START PROVIDED MATERIAL

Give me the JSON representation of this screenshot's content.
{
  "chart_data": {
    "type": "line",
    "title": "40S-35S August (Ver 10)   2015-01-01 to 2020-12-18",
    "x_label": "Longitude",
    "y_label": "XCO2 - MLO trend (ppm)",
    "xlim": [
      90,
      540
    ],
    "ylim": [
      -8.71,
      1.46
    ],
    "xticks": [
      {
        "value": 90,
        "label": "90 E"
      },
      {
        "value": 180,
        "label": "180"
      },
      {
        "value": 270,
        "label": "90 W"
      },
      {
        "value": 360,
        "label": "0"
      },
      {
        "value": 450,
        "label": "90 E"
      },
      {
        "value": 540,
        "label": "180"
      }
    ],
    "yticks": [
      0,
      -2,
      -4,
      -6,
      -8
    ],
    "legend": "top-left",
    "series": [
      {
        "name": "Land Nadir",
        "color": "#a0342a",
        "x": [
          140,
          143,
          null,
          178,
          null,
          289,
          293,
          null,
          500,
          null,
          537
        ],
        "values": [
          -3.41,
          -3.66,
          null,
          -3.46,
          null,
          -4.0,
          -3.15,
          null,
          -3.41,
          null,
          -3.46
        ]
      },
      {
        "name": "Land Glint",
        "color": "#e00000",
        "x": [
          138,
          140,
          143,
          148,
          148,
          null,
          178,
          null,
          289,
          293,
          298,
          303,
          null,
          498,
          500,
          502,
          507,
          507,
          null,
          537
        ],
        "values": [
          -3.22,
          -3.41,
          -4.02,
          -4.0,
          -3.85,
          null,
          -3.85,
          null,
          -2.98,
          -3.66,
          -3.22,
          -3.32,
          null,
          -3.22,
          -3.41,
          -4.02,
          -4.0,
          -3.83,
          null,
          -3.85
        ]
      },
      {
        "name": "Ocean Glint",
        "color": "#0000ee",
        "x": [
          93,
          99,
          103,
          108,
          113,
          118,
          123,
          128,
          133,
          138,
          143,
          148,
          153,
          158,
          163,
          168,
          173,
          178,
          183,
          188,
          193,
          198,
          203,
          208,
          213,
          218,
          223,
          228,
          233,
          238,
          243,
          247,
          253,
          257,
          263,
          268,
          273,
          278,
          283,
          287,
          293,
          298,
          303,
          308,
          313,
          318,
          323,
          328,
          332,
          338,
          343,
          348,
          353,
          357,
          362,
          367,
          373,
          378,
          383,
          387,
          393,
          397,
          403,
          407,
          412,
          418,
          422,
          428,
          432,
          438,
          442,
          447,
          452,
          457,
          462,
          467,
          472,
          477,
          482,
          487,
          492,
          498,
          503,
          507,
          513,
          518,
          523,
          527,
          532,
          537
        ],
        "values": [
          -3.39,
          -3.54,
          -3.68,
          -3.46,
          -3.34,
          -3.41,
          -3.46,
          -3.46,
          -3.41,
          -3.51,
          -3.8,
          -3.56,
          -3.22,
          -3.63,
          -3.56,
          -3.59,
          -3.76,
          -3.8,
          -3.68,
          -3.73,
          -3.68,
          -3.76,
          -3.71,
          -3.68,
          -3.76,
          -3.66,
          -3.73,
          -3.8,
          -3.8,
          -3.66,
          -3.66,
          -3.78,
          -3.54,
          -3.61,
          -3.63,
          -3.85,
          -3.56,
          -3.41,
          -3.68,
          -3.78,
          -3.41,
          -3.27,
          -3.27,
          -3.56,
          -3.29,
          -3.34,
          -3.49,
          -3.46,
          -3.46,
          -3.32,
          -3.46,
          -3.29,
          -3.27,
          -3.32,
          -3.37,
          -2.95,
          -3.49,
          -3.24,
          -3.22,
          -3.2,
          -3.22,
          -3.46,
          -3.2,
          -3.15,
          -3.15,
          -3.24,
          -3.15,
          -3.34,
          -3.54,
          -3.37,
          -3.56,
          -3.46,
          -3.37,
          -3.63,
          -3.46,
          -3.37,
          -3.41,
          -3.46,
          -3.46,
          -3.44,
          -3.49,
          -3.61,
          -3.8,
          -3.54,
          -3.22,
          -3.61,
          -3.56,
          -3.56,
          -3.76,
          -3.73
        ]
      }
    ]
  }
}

END PROVIDED MATERIAL

* EXERCISE AIM: Working from the entries above, return all lines that contain "color".

* EXERCISE ANSWER:
        "color": "#a0342a",
        "color": "#e00000",
        "color": "#0000ee",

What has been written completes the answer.